━━━ EXERCISE DATA
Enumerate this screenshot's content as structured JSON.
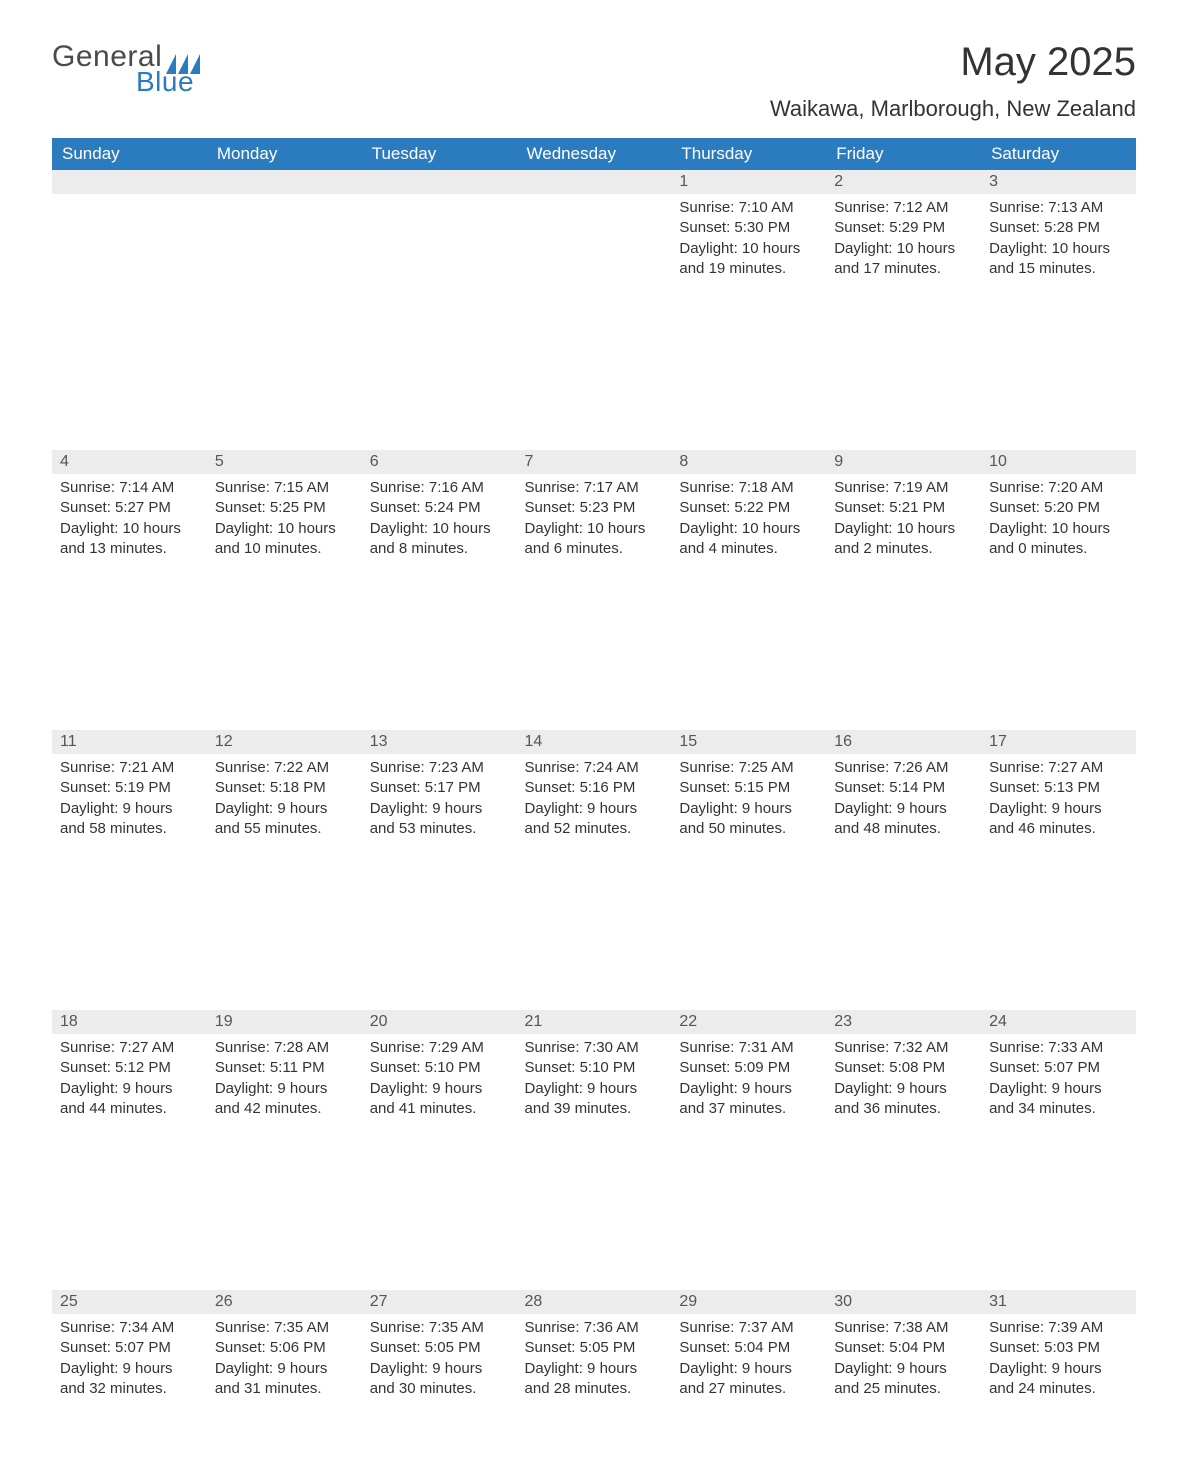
{
  "brand": {
    "text_general": "General",
    "text_blue": "Blue",
    "logo_color": "#2b7bbf",
    "text_color_gray": "#4a4a4a"
  },
  "header": {
    "month_title": "May 2025",
    "location": "Waikawa, Marlborough, New Zealand"
  },
  "styling": {
    "header_bg": "#2b7bbf",
    "header_text": "#ffffff",
    "daynum_bg": "#ececec",
    "week_border": "#2b7bbf",
    "body_text": "#333333",
    "page_bg": "#ffffff",
    "month_title_fontsize": 40,
    "location_fontsize": 22,
    "weekday_fontsize": 17,
    "daynum_fontsize": 16,
    "body_fontsize": 15
  },
  "weekdays": [
    "Sunday",
    "Monday",
    "Tuesday",
    "Wednesday",
    "Thursday",
    "Friday",
    "Saturday"
  ],
  "weeks": [
    [
      null,
      null,
      null,
      null,
      {
        "day": "1",
        "sunrise": "Sunrise: 7:10 AM",
        "sunset": "Sunset: 5:30 PM",
        "daylight1": "Daylight: 10 hours",
        "daylight2": "and 19 minutes."
      },
      {
        "day": "2",
        "sunrise": "Sunrise: 7:12 AM",
        "sunset": "Sunset: 5:29 PM",
        "daylight1": "Daylight: 10 hours",
        "daylight2": "and 17 minutes."
      },
      {
        "day": "3",
        "sunrise": "Sunrise: 7:13 AM",
        "sunset": "Sunset: 5:28 PM",
        "daylight1": "Daylight: 10 hours",
        "daylight2": "and 15 minutes."
      }
    ],
    [
      {
        "day": "4",
        "sunrise": "Sunrise: 7:14 AM",
        "sunset": "Sunset: 5:27 PM",
        "daylight1": "Daylight: 10 hours",
        "daylight2": "and 13 minutes."
      },
      {
        "day": "5",
        "sunrise": "Sunrise: 7:15 AM",
        "sunset": "Sunset: 5:25 PM",
        "daylight1": "Daylight: 10 hours",
        "daylight2": "and 10 minutes."
      },
      {
        "day": "6",
        "sunrise": "Sunrise: 7:16 AM",
        "sunset": "Sunset: 5:24 PM",
        "daylight1": "Daylight: 10 hours",
        "daylight2": "and 8 minutes."
      },
      {
        "day": "7",
        "sunrise": "Sunrise: 7:17 AM",
        "sunset": "Sunset: 5:23 PM",
        "daylight1": "Daylight: 10 hours",
        "daylight2": "and 6 minutes."
      },
      {
        "day": "8",
        "sunrise": "Sunrise: 7:18 AM",
        "sunset": "Sunset: 5:22 PM",
        "daylight1": "Daylight: 10 hours",
        "daylight2": "and 4 minutes."
      },
      {
        "day": "9",
        "sunrise": "Sunrise: 7:19 AM",
        "sunset": "Sunset: 5:21 PM",
        "daylight1": "Daylight: 10 hours",
        "daylight2": "and 2 minutes."
      },
      {
        "day": "10",
        "sunrise": "Sunrise: 7:20 AM",
        "sunset": "Sunset: 5:20 PM",
        "daylight1": "Daylight: 10 hours",
        "daylight2": "and 0 minutes."
      }
    ],
    [
      {
        "day": "11",
        "sunrise": "Sunrise: 7:21 AM",
        "sunset": "Sunset: 5:19 PM",
        "daylight1": "Daylight: 9 hours",
        "daylight2": "and 58 minutes."
      },
      {
        "day": "12",
        "sunrise": "Sunrise: 7:22 AM",
        "sunset": "Sunset: 5:18 PM",
        "daylight1": "Daylight: 9 hours",
        "daylight2": "and 55 minutes."
      },
      {
        "day": "13",
        "sunrise": "Sunrise: 7:23 AM",
        "sunset": "Sunset: 5:17 PM",
        "daylight1": "Daylight: 9 hours",
        "daylight2": "and 53 minutes."
      },
      {
        "day": "14",
        "sunrise": "Sunrise: 7:24 AM",
        "sunset": "Sunset: 5:16 PM",
        "daylight1": "Daylight: 9 hours",
        "daylight2": "and 52 minutes."
      },
      {
        "day": "15",
        "sunrise": "Sunrise: 7:25 AM",
        "sunset": "Sunset: 5:15 PM",
        "daylight1": "Daylight: 9 hours",
        "daylight2": "and 50 minutes."
      },
      {
        "day": "16",
        "sunrise": "Sunrise: 7:26 AM",
        "sunset": "Sunset: 5:14 PM",
        "daylight1": "Daylight: 9 hours",
        "daylight2": "and 48 minutes."
      },
      {
        "day": "17",
        "sunrise": "Sunrise: 7:27 AM",
        "sunset": "Sunset: 5:13 PM",
        "daylight1": "Daylight: 9 hours",
        "daylight2": "and 46 minutes."
      }
    ],
    [
      {
        "day": "18",
        "sunrise": "Sunrise: 7:27 AM",
        "sunset": "Sunset: 5:12 PM",
        "daylight1": "Daylight: 9 hours",
        "daylight2": "and 44 minutes."
      },
      {
        "day": "19",
        "sunrise": "Sunrise: 7:28 AM",
        "sunset": "Sunset: 5:11 PM",
        "daylight1": "Daylight: 9 hours",
        "daylight2": "and 42 minutes."
      },
      {
        "day": "20",
        "sunrise": "Sunrise: 7:29 AM",
        "sunset": "Sunset: 5:10 PM",
        "daylight1": "Daylight: 9 hours",
        "daylight2": "and 41 minutes."
      },
      {
        "day": "21",
        "sunrise": "Sunrise: 7:30 AM",
        "sunset": "Sunset: 5:10 PM",
        "daylight1": "Daylight: 9 hours",
        "daylight2": "and 39 minutes."
      },
      {
        "day": "22",
        "sunrise": "Sunrise: 7:31 AM",
        "sunset": "Sunset: 5:09 PM",
        "daylight1": "Daylight: 9 hours",
        "daylight2": "and 37 minutes."
      },
      {
        "day": "23",
        "sunrise": "Sunrise: 7:32 AM",
        "sunset": "Sunset: 5:08 PM",
        "daylight1": "Daylight: 9 hours",
        "daylight2": "and 36 minutes."
      },
      {
        "day": "24",
        "sunrise": "Sunrise: 7:33 AM",
        "sunset": "Sunset: 5:07 PM",
        "daylight1": "Daylight: 9 hours",
        "daylight2": "and 34 minutes."
      }
    ],
    [
      {
        "day": "25",
        "sunrise": "Sunrise: 7:34 AM",
        "sunset": "Sunset: 5:07 PM",
        "daylight1": "Daylight: 9 hours",
        "daylight2": "and 32 minutes."
      },
      {
        "day": "26",
        "sunrise": "Sunrise: 7:35 AM",
        "sunset": "Sunset: 5:06 PM",
        "daylight1": "Daylight: 9 hours",
        "daylight2": "and 31 minutes."
      },
      {
        "day": "27",
        "sunrise": "Sunrise: 7:35 AM",
        "sunset": "Sunset: 5:05 PM",
        "daylight1": "Daylight: 9 hours",
        "daylight2": "and 30 minutes."
      },
      {
        "day": "28",
        "sunrise": "Sunrise: 7:36 AM",
        "sunset": "Sunset: 5:05 PM",
        "daylight1": "Daylight: 9 hours",
        "daylight2": "and 28 minutes."
      },
      {
        "day": "29",
        "sunrise": "Sunrise: 7:37 AM",
        "sunset": "Sunset: 5:04 PM",
        "daylight1": "Daylight: 9 hours",
        "daylight2": "and 27 minutes."
      },
      {
        "day": "30",
        "sunrise": "Sunrise: 7:38 AM",
        "sunset": "Sunset: 5:04 PM",
        "daylight1": "Daylight: 9 hours",
        "daylight2": "and 25 minutes."
      },
      {
        "day": "31",
        "sunrise": "Sunrise: 7:39 AM",
        "sunset": "Sunset: 5:03 PM",
        "daylight1": "Daylight: 9 hours",
        "daylight2": "and 24 minutes."
      }
    ]
  ]
}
━━━━━━
Give an exact copy of the material, leaving out every picture.

→ **RESULT FOR THIS EXERCISE**
Enumerate this screenshot's content as structured JSON.
{
  "brand": {
    "text_general": "General",
    "text_blue": "Blue",
    "logo_color": "#2b7bbf",
    "text_color_gray": "#4a4a4a"
  },
  "header": {
    "month_title": "May 2025",
    "location": "Waikawa, Marlborough, New Zealand"
  },
  "styling": {
    "header_bg": "#2b7bbf",
    "header_text": "#ffffff",
    "daynum_bg": "#ececec",
    "week_border": "#2b7bbf",
    "body_text": "#333333",
    "page_bg": "#ffffff",
    "month_title_fontsize": 40,
    "location_fontsize": 22,
    "weekday_fontsize": 17,
    "daynum_fontsize": 16,
    "body_fontsize": 15
  },
  "weekdays": [
    "Sunday",
    "Monday",
    "Tuesday",
    "Wednesday",
    "Thursday",
    "Friday",
    "Saturday"
  ],
  "weeks": [
    [
      null,
      null,
      null,
      null,
      {
        "day": "1",
        "sunrise": "Sunrise: 7:10 AM",
        "sunset": "Sunset: 5:30 PM",
        "daylight1": "Daylight: 10 hours",
        "daylight2": "and 19 minutes."
      },
      {
        "day": "2",
        "sunrise": "Sunrise: 7:12 AM",
        "sunset": "Sunset: 5:29 PM",
        "daylight1": "Daylight: 10 hours",
        "daylight2": "and 17 minutes."
      },
      {
        "day": "3",
        "sunrise": "Sunrise: 7:13 AM",
        "sunset": "Sunset: 5:28 PM",
        "daylight1": "Daylight: 10 hours",
        "daylight2": "and 15 minutes."
      }
    ],
    [
      {
        "day": "4",
        "sunrise": "Sunrise: 7:14 AM",
        "sunset": "Sunset: 5:27 PM",
        "daylight1": "Daylight: 10 hours",
        "daylight2": "and 13 minutes."
      },
      {
        "day": "5",
        "sunrise": "Sunrise: 7:15 AM",
        "sunset": "Sunset: 5:25 PM",
        "daylight1": "Daylight: 10 hours",
        "daylight2": "and 10 minutes."
      },
      {
        "day": "6",
        "sunrise": "Sunrise: 7:16 AM",
        "sunset": "Sunset: 5:24 PM",
        "daylight1": "Daylight: 10 hours",
        "daylight2": "and 8 minutes."
      },
      {
        "day": "7",
        "sunrise": "Sunrise: 7:17 AM",
        "sunset": "Sunset: 5:23 PM",
        "daylight1": "Daylight: 10 hours",
        "daylight2": "and 6 minutes."
      },
      {
        "day": "8",
        "sunrise": "Sunrise: 7:18 AM",
        "sunset": "Sunset: 5:22 PM",
        "daylight1": "Daylight: 10 hours",
        "daylight2": "and 4 minutes."
      },
      {
        "day": "9",
        "sunrise": "Sunrise: 7:19 AM",
        "sunset": "Sunset: 5:21 PM",
        "daylight1": "Daylight: 10 hours",
        "daylight2": "and 2 minutes."
      },
      {
        "day": "10",
        "sunrise": "Sunrise: 7:20 AM",
        "sunset": "Sunset: 5:20 PM",
        "daylight1": "Daylight: 10 hours",
        "daylight2": "and 0 minutes."
      }
    ],
    [
      {
        "day": "11",
        "sunrise": "Sunrise: 7:21 AM",
        "sunset": "Sunset: 5:19 PM",
        "daylight1": "Daylight: 9 hours",
        "daylight2": "and 58 minutes."
      },
      {
        "day": "12",
        "sunrise": "Sunrise: 7:22 AM",
        "sunset": "Sunset: 5:18 PM",
        "daylight1": "Daylight: 9 hours",
        "daylight2": "and 55 minutes."
      },
      {
        "day": "13",
        "sunrise": "Sunrise: 7:23 AM",
        "sunset": "Sunset: 5:17 PM",
        "daylight1": "Daylight: 9 hours",
        "daylight2": "and 53 minutes."
      },
      {
        "day": "14",
        "sunrise": "Sunrise: 7:24 AM",
        "sunset": "Sunset: 5:16 PM",
        "daylight1": "Daylight: 9 hours",
        "daylight2": "and 52 minutes."
      },
      {
        "day": "15",
        "sunrise": "Sunrise: 7:25 AM",
        "sunset": "Sunset: 5:15 PM",
        "daylight1": "Daylight: 9 hours",
        "daylight2": "and 50 minutes."
      },
      {
        "day": "16",
        "sunrise": "Sunrise: 7:26 AM",
        "sunset": "Sunset: 5:14 PM",
        "daylight1": "Daylight: 9 hours",
        "daylight2": "and 48 minutes."
      },
      {
        "day": "17",
        "sunrise": "Sunrise: 7:27 AM",
        "sunset": "Sunset: 5:13 PM",
        "daylight1": "Daylight: 9 hours",
        "daylight2": "and 46 minutes."
      }
    ],
    [
      {
        "day": "18",
        "sunrise": "Sunrise: 7:27 AM",
        "sunset": "Sunset: 5:12 PM",
        "daylight1": "Daylight: 9 hours",
        "daylight2": "and 44 minutes."
      },
      {
        "day": "19",
        "sunrise": "Sunrise: 7:28 AM",
        "sunset": "Sunset: 5:11 PM",
        "daylight1": "Daylight: 9 hours",
        "daylight2": "and 42 minutes."
      },
      {
        "day": "20",
        "sunrise": "Sunrise: 7:29 AM",
        "sunset": "Sunset: 5:10 PM",
        "daylight1": "Daylight: 9 hours",
        "daylight2": "and 41 minutes."
      },
      {
        "day": "21",
        "sunrise": "Sunrise: 7:30 AM",
        "sunset": "Sunset: 5:10 PM",
        "daylight1": "Daylight: 9 hours",
        "daylight2": "and 39 minutes."
      },
      {
        "day": "22",
        "sunrise": "Sunrise: 7:31 AM",
        "sunset": "Sunset: 5:09 PM",
        "daylight1": "Daylight: 9 hours",
        "daylight2": "and 37 minutes."
      },
      {
        "day": "23",
        "sunrise": "Sunrise: 7:32 AM",
        "sunset": "Sunset: 5:08 PM",
        "daylight1": "Daylight: 9 hours",
        "daylight2": "and 36 minutes."
      },
      {
        "day": "24",
        "sunrise": "Sunrise: 7:33 AM",
        "sunset": "Sunset: 5:07 PM",
        "daylight1": "Daylight: 9 hours",
        "daylight2": "and 34 minutes."
      }
    ],
    [
      {
        "day": "25",
        "sunrise": "Sunrise: 7:34 AM",
        "sunset": "Sunset: 5:07 PM",
        "daylight1": "Daylight: 9 hours",
        "daylight2": "and 32 minutes."
      },
      {
        "day": "26",
        "sunrise": "Sunrise: 7:35 AM",
        "sunset": "Sunset: 5:06 PM",
        "daylight1": "Daylight: 9 hours",
        "daylight2": "and 31 minutes."
      },
      {
        "day": "27",
        "sunrise": "Sunrise: 7:35 AM",
        "sunset": "Sunset: 5:05 PM",
        "daylight1": "Daylight: 9 hours",
        "daylight2": "and 30 minutes."
      },
      {
        "day": "28",
        "sunrise": "Sunrise: 7:36 AM",
        "sunset": "Sunset: 5:05 PM",
        "daylight1": "Daylight: 9 hours",
        "daylight2": "and 28 minutes."
      },
      {
        "day": "29",
        "sunrise": "Sunrise: 7:37 AM",
        "sunset": "Sunset: 5:04 PM",
        "daylight1": "Daylight: 9 hours",
        "daylight2": "and 27 minutes."
      },
      {
        "day": "30",
        "sunrise": "Sunrise: 7:38 AM",
        "sunset": "Sunset: 5:04 PM",
        "daylight1": "Daylight: 9 hours",
        "daylight2": "and 25 minutes."
      },
      {
        "day": "31",
        "sunrise": "Sunrise: 7:39 AM",
        "sunset": "Sunset: 5:03 PM",
        "daylight1": "Daylight: 9 hours",
        "daylight2": "and 24 minutes."
      }
    ]
  ]
}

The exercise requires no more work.